## START

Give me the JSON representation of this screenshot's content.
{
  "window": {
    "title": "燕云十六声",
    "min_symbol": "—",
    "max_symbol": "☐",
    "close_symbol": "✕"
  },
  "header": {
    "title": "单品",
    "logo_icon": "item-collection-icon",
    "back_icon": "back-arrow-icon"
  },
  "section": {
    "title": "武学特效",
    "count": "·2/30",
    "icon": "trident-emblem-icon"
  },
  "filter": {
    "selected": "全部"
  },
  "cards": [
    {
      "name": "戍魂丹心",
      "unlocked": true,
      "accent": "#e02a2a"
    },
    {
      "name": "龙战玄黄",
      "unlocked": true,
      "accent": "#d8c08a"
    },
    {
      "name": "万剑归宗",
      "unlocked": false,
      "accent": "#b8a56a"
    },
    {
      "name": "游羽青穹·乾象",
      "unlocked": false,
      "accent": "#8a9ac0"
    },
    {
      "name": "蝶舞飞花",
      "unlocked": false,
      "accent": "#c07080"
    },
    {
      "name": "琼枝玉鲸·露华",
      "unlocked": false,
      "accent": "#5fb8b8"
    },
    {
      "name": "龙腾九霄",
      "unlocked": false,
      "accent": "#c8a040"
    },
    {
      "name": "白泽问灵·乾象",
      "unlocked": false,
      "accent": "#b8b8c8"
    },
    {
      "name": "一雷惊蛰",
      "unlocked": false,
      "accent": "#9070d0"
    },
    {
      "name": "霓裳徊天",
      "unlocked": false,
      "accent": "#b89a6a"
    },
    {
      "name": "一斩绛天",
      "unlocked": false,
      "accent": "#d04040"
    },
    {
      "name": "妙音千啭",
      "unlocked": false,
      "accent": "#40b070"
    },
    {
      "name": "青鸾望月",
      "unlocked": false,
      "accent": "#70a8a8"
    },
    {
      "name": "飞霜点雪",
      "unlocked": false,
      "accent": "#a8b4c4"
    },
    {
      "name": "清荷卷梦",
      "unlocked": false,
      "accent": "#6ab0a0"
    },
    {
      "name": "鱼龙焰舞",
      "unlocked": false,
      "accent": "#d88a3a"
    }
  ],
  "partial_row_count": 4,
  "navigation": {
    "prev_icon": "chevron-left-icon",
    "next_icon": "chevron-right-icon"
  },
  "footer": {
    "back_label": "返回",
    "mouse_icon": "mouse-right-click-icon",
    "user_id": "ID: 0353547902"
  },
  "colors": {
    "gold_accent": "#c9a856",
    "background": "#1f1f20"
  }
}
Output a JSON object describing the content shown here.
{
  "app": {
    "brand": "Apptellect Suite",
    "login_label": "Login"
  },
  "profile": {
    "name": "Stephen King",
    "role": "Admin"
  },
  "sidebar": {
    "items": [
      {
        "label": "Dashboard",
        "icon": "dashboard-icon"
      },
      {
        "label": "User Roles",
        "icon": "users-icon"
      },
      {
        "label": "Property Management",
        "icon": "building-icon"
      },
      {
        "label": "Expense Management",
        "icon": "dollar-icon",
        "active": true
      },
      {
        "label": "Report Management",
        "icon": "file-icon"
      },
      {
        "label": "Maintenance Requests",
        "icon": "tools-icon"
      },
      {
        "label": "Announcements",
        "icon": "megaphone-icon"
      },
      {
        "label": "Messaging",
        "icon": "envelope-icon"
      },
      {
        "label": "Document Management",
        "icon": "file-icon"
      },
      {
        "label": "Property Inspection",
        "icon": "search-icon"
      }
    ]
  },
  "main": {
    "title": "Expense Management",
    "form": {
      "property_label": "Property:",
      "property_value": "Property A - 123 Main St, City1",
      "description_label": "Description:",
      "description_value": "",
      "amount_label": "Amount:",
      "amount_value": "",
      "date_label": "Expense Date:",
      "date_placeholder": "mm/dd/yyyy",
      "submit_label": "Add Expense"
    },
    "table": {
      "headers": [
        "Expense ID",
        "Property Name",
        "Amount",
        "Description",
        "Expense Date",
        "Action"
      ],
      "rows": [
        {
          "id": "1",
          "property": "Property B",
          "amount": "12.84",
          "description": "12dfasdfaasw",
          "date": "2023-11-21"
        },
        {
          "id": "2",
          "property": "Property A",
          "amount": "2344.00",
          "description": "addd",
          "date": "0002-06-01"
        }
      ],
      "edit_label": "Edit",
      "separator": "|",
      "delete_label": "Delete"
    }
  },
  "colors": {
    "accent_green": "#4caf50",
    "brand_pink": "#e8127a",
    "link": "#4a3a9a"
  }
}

## END

## STATED TASK
Using the data above, output each line exactly.

## REPLY TO THE EXERCISE
Give me the JSON representation of this screenshot's content.
{
  "window": {
    "title": "燕云十六声",
    "min_symbol": "—",
    "max_symbol": "☐",
    "close_symbol": "✕"
  },
  "header": {
    "title": "单品",
    "logo_icon": "item-collection-icon",
    "back_icon": "back-arrow-icon"
  },
  "section": {
    "title": "武学特效",
    "count": "·2/30",
    "icon": "trident-emblem-icon"
  },
  "filter": {
    "selected": "全部"
  },
  "cards": [
    {
      "name": "戍魂丹心",
      "unlocked": true,
      "accent": "#e02a2a"
    },
    {
      "name": "龙战玄黄",
      "unlocked": true,
      "accent": "#d8c08a"
    },
    {
      "name": "万剑归宗",
      "unlocked": false,
      "accent": "#b8a56a"
    },
    {
      "name": "游羽青穹·乾象",
      "unlocked": false,
      "accent": "#8a9ac0"
    },
    {
      "name": "蝶舞飞花",
      "unlocked": false,
      "accent": "#c07080"
    },
    {
      "name": "琼枝玉鲸·露华",
      "unlocked": false,
      "accent": "#5fb8b8"
    },
    {
      "name": "龙腾九霄",
      "unlocked": false,
      "accent": "#c8a040"
    },
    {
      "name": "白泽问灵·乾象",
      "unlocked": false,
      "accent": "#b8b8c8"
    },
    {
      "name": "一雷惊蛰",
      "unlocked": false,
      "accent": "#9070d0"
    },
    {
      "name": "霓裳徊天",
      "unlocked": false,
      "accent": "#b89a6a"
    },
    {
      "name": "一斩绛天",
      "unlocked": false,
      "accent": "#d04040"
    },
    {
      "name": "妙音千啭",
      "unlocked": false,
      "accent": "#40b070"
    },
    {
      "name": "青鸾望月",
      "unlocked": false,
      "accent": "#70a8a8"
    },
    {
      "name": "飞霜点雪",
      "unlocked": false,
      "accent": "#a8b4c4"
    },
    {
      "name": "清荷卷梦",
      "unlocked": false,
      "accent": "#6ab0a0"
    },
    {
      "name": "鱼龙焰舞",
      "unlocked": false,
      "accent": "#d88a3a"
    }
  ],
  "partial_row_count": 4,
  "navigation": {
    "prev_icon": "chevron-left-icon",
    "next_icon": "chevron-right-icon"
  },
  "footer": {
    "back_label": "返回",
    "mouse_icon": "mouse-right-click-icon",
    "user_id": "ID: 0353547902"
  },
  "colors": {
    "gold_accent": "#c9a856",
    "background": "#1f1f20"
  }
}
Output a JSON object describing the content shown here.
{
  "app": {
    "brand": "Apptellect Suite",
    "login_label": "Login"
  },
  "profile": {
    "name": "Stephen King",
    "role": "Admin"
  },
  "sidebar": {
    "items": [
      {
        "label": "Dashboard",
        "icon": "dashboard-icon"
      },
      {
        "label": "User Roles",
        "icon": "users-icon"
      },
      {
        "label": "Property Management",
        "icon": "building-icon"
      },
      {
        "label": "Expense Management",
        "icon": "dollar-icon",
        "active": true
      },
      {
        "label": "Report Management",
        "icon": "file-icon"
      },
      {
        "label": "Maintenance Requests",
        "icon": "tools-icon"
      },
      {
        "label": "Announcements",
        "icon": "megaphone-icon"
      },
      {
        "label": "Messaging",
        "icon": "envelope-icon"
      },
      {
        "label": "Document Management",
        "icon": "file-icon"
      },
      {
        "label": "Property Inspection",
        "icon": "search-icon"
      }
    ]
  },
  "main": {
    "title": "Expense Management",
    "form": {
      "property_label": "Property:",
      "property_value": "Property A - 123 Main St, City1",
      "description_label": "Description:",
      "description_value": "",
      "amount_label": "Amount:",
      "amount_value": "",
      "date_label": "Expense Date:",
      "date_placeholder": "mm/dd/yyyy",
      "submit_label": "Add Expense"
    },
    "table": {
      "headers": [
        "Expense ID",
        "Property Name",
        "Amount",
        "Description",
        "Expense Date",
        "Action"
      ],
      "rows": [
        {
          "id": "1",
          "property": "Property B",
          "amount": "12.84",
          "description": "12dfasdfaasw",
          "date": "2023-11-21"
        },
        {
          "id": "2",
          "property": "Property A",
          "amount": "2344.00",
          "description": "addd",
          "date": "0002-06-01"
        }
      ],
      "edit_label": "Edit",
      "separator": "|",
      "delete_label": "Delete"
    }
  },
  "colors": {
    "accent_green": "#4caf50",
    "brand_pink": "#e8127a",
    "link": "#4a3a9a"
  }
}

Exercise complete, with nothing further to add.